[Page transcription entries]
☆ ☆ ☆ ☆ ☆

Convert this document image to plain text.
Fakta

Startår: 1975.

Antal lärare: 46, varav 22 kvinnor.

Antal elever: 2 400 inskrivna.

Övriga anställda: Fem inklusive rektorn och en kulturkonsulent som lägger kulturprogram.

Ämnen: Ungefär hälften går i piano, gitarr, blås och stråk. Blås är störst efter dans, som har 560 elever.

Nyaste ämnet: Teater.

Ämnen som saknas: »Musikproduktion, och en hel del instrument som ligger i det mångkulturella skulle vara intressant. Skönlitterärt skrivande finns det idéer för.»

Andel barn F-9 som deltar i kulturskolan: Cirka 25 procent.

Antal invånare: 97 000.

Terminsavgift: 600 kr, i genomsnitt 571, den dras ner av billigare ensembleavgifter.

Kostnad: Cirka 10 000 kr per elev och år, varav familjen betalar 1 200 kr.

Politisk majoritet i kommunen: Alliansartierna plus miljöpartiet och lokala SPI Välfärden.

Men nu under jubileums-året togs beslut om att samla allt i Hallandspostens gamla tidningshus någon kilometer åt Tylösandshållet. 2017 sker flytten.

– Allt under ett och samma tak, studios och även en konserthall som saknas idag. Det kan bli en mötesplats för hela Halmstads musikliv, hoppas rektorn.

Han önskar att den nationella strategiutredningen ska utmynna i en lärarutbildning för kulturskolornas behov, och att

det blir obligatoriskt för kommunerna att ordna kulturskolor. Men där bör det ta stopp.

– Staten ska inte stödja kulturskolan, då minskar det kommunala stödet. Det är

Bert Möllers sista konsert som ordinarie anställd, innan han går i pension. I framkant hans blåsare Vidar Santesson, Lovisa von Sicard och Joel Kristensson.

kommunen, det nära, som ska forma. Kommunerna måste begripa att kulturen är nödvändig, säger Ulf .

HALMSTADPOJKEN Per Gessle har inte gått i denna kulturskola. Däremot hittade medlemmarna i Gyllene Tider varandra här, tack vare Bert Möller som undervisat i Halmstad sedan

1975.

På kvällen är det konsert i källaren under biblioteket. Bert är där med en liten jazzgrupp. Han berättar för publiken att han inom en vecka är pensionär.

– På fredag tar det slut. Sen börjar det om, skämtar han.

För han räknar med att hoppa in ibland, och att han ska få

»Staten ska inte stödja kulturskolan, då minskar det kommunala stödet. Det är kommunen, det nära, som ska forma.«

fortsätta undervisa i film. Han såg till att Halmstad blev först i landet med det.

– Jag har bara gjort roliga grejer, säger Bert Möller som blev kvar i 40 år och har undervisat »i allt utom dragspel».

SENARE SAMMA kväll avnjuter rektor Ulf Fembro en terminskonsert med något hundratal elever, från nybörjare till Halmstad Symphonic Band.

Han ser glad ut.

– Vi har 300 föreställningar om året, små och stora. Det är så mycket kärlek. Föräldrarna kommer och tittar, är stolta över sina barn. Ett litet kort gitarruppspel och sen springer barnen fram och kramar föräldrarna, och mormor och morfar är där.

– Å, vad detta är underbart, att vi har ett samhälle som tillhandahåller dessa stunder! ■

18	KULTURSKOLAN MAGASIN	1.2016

☆ ☆ ☆ ☆ ☆

■ **Problem requirements**: For every line above that includes the word "saknas", return the line.

■ **Expected answer**:
Ämnen som saknas: »Musikproduktion, och en hel del instrument som ligger i det mångkulturella skulle vara intressant. Skönlitterärt skrivande finns det idéer för.»
– Allt under ett och samma tak, studios och även en konserthall som saknas idag. Det kan bli en mötesplats för hela Halmstads musikliv, hoppas rektorn.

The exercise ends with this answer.